— Task prompt —
From the records below, give the number of lines that contain the string "нужд", without any other text.

Data excerpts
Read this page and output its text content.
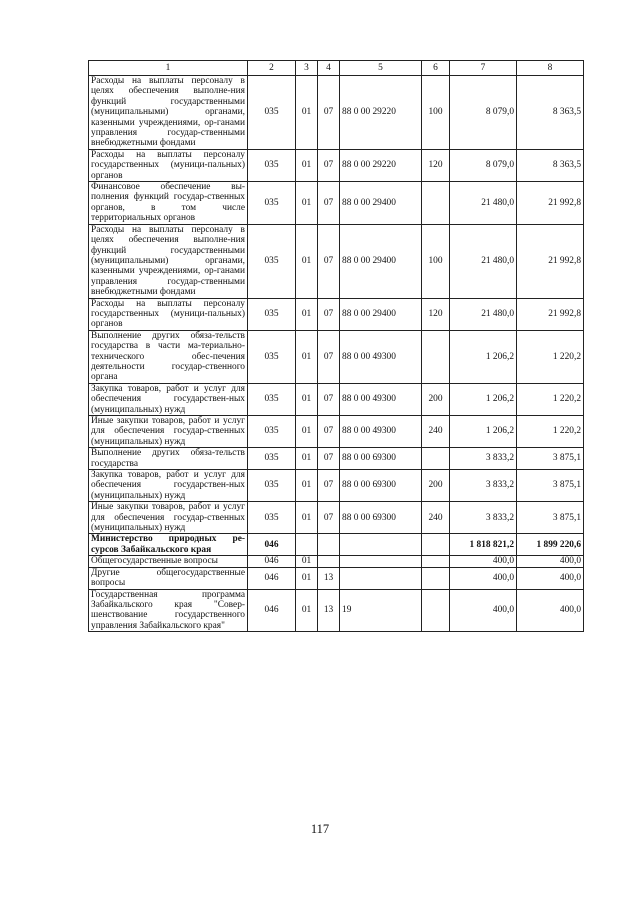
1	2	3	4	5	6	7	8
Расходы на выплаты персоналу в целях обеспечения выполне-ния функций государственными (муниципальными) органами, казенными учреждениями, ор-ганами управления государ-ственными внебюджетными фондами	035	01	07	88 0 00 29220	100	8 079,0	8 363,5
Расходы на выплаты персоналу государственных (муници-пальных) органов	035	01	07	88 0 00 29220	120	8 079,0	8 363,5
Финансовое обеспечение вы-полнения функций государ-ственных органов, в том числе территориальных органов	035	01	07	88 0 00 29400		21 480,0	21 992,8
Расходы на выплаты персоналу в целях обеспечения выполне-ния функций государственными (муниципальными) органами, казенными учреждениями, ор-ганами управления государ-ственными внебюджетными фондами	035	01	07	88 0 00 29400	100	21 480,0	21 992,8
Расходы на выплаты персоналу государственных (муници-пальных) органов	035	01	07	88 0 00 29400	120	21 480,0	21 992,8
Выполнение других обяза-тельств государства в части ма-териально-технического обес-печения деятельности государ-ственного органа	035	01	07	88 0 00 49300		1 206,2	1 220,2
Закупка товаров, работ и услуг для обеспечения государствен-ных (муниципальных) нужд	035	01	07	88 0 00 49300	200	1 206,2	1 220,2
Иные закупки товаров, работ и услуг для обеспечения государ-ственных (муниципальных) нужд	035	01	07	88 0 00 49300	240	1 206,2	1 220,2
Выполнение других обяза-тельств государства	035	01	07	88 0 00 69300		3 833,2	3 875,1
Закупка товаров, работ и услуг для обеспечения государствен-ных (муниципальных) нужд	035	01	07	88 0 00 69300	200	3 833,2	3 875,1
Иные закупки товаров, работ и услуг для обеспечения государ-ственных (муниципальных) нужд	035	01	07	88 0 00 69300	240	3 833,2	3 875,1
Министерство природных ре-сурсов Забайкальского края	046					1 818 821,2	1 899 220,6
Общегосударственные вопросы	046	01				400,0	400,0
Другие общегосударственные вопросы	046	01	13			400,0	400,0
Государственная программа Забайкальского края "Совер-шенствование государственного управления Забайкальского края"	046	01	13	19		400,0	400,0
117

— Answer to this task —
4